— Begin INFORMATION SUPPLIED —

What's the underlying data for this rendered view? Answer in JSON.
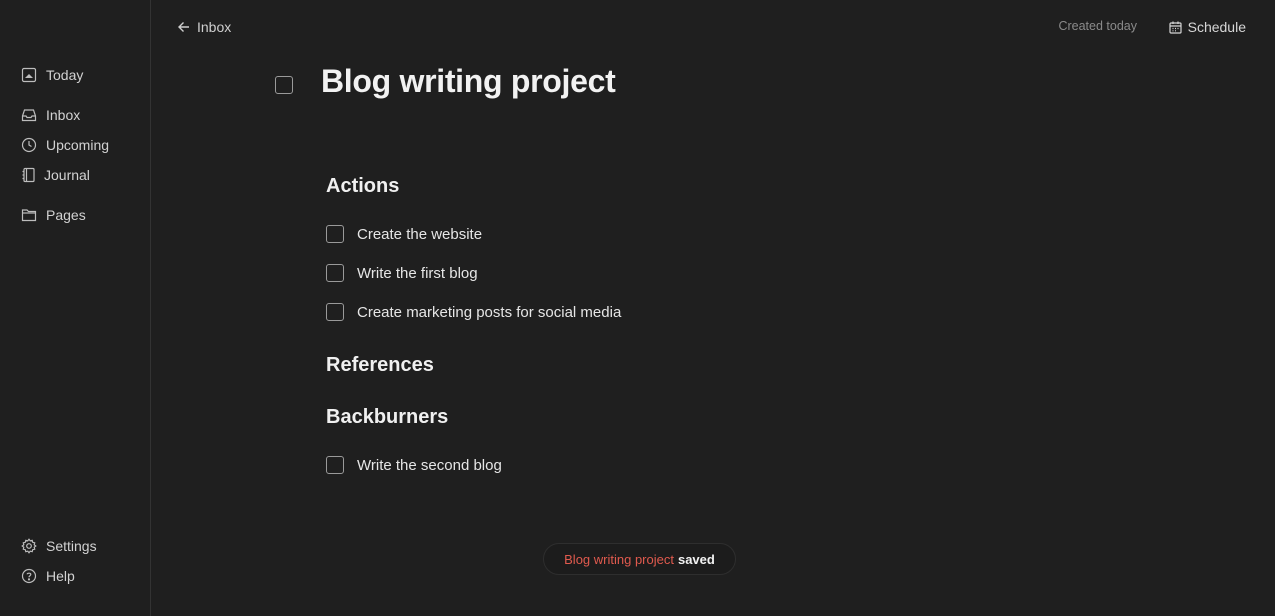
{
  "sidebar": {
    "today": {
      "label": "Today",
      "icon": "today-icon"
    },
    "inbox": {
      "label": "Inbox",
      "icon": "inbox-icon"
    },
    "upcoming": {
      "label": "Upcoming",
      "icon": "clock-icon"
    },
    "journal": {
      "label": "Journal",
      "icon": "journal-icon"
    },
    "pages": {
      "label": "Pages",
      "icon": "folder-icon"
    },
    "settings": {
      "label": "Settings",
      "icon": "gear-icon"
    },
    "help": {
      "label": "Help",
      "icon": "help-icon"
    }
  },
  "topbar": {
    "back_label": "Inbox",
    "created": "Created today",
    "schedule_label": "Schedule"
  },
  "page": {
    "title": "Blog writing project",
    "sections": [
      {
        "heading": "Actions",
        "tasks": [
          "Create the website",
          "Write the first blog",
          "Create marketing posts for social media"
        ]
      },
      {
        "heading": "References",
        "tasks": []
      },
      {
        "heading": "Backburners",
        "tasks": [
          "Write the second blog"
        ]
      }
    ]
  },
  "toast": {
    "name": "Blog writing project",
    "status": "saved"
  },
  "colors": {
    "background": "#1f1f1f",
    "accent": "#e05a4e"
  }
}
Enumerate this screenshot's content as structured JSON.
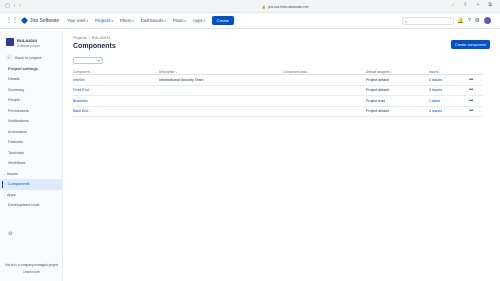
{
  "browser": {
    "url": "jira-ccs.beta.atlassian.net"
  },
  "topnav": {
    "product": "Jira Software",
    "items": [
      {
        "label": "Your work",
        "active": false
      },
      {
        "label": "Projects",
        "active": true
      },
      {
        "label": "Filters",
        "active": false
      },
      {
        "label": "Dashboards",
        "active": false
      },
      {
        "label": "Plans",
        "active": false
      },
      {
        "label": "Apps",
        "active": false
      }
    ],
    "create_label": "Create",
    "search_placeholder": "Search"
  },
  "sidebar": {
    "project_name": "RULA2024",
    "project_type": "Software project",
    "back_label": "Back to project",
    "heading": "Project settings",
    "items": [
      {
        "label": "Details",
        "type": "item"
      },
      {
        "label": "Summary",
        "type": "item"
      },
      {
        "label": "People",
        "type": "item"
      },
      {
        "label": "Permissions",
        "type": "item"
      },
      {
        "label": "Notifications",
        "type": "item"
      },
      {
        "label": "Automation",
        "type": "item"
      },
      {
        "label": "Features",
        "type": "item"
      },
      {
        "label": "Toolchain",
        "type": "item"
      },
      {
        "label": "Workflows",
        "type": "item"
      },
      {
        "label": "Issues",
        "type": "expand"
      },
      {
        "label": "Components",
        "type": "selected"
      },
      {
        "label": "Apps",
        "type": "expand"
      },
      {
        "label": "Development tools",
        "type": "item"
      }
    ],
    "footer_text": "You're in a company-managed project",
    "footer_link": "Learn more"
  },
  "main": {
    "breadcrumb": [
      "Projects",
      "RULA2024"
    ],
    "title": "Components",
    "create_button": "Create component",
    "columns": [
      "Component",
      "Description",
      "Component lead",
      "Default assignee",
      "Issues"
    ],
    "rows": [
      {
        "component": "InfoSec",
        "description": "Informational Security Team",
        "lead": "",
        "assignee": "Project default",
        "issues": "0 issues"
      },
      {
        "component": "Front End",
        "description": "",
        "lead": "",
        "assignee": "Project default",
        "issues": "3 issues"
      },
      {
        "component": "Business",
        "description": "",
        "lead": "",
        "assignee": "Project lead",
        "issues": "1 issue"
      },
      {
        "component": "Back End",
        "description": "",
        "lead": "",
        "assignee": "Project default",
        "issues": "3 issues"
      }
    ]
  },
  "colors": {
    "accent": "#0052cc",
    "selected_bg": "#deebff"
  }
}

— End INFORMATION SUPPLIED —

WHAT YOU SHOULD DO ->
Report how many lines of the data hold the string "Software"; give only the number.

ANSWER FOR THIS EXERCISE ->
2